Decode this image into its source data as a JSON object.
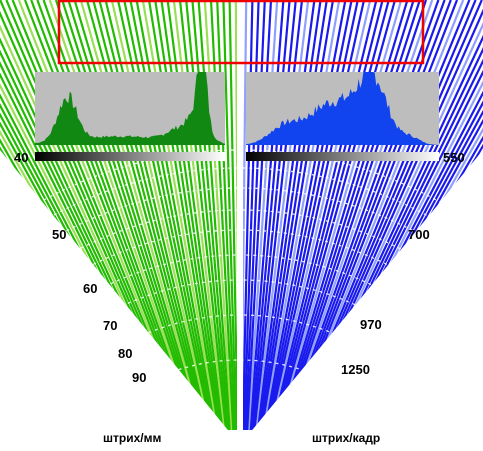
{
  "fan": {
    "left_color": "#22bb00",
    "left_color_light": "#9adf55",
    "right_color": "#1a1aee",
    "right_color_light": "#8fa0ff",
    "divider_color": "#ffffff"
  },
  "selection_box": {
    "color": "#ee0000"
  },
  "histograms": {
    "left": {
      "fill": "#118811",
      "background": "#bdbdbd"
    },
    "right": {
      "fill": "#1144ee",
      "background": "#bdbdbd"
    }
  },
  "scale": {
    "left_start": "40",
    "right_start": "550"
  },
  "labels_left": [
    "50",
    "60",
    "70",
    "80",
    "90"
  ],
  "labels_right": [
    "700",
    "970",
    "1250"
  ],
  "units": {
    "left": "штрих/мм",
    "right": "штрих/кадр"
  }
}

_ _ _ _

■ WHAT IS NEEDED
Leave the pictures out and print the records above exactly as they stand.

■ ANSWER
Decode this image into its source data as a JSON object.
{
  "fan": {
    "left_color": "#22bb00",
    "left_color_light": "#9adf55",
    "right_color": "#1a1aee",
    "right_color_light": "#8fa0ff",
    "divider_color": "#ffffff"
  },
  "selection_box": {
    "color": "#ee0000"
  },
  "histograms": {
    "left": {
      "fill": "#118811",
      "background": "#bdbdbd"
    },
    "right": {
      "fill": "#1144ee",
      "background": "#bdbdbd"
    }
  },
  "scale": {
    "left_start": "40",
    "right_start": "550"
  },
  "labels_left": [
    "50",
    "60",
    "70",
    "80",
    "90"
  ],
  "labels_right": [
    "700",
    "970",
    "1250"
  ],
  "units": {
    "left": "штрих/мм",
    "right": "штрих/кадр"
  }
}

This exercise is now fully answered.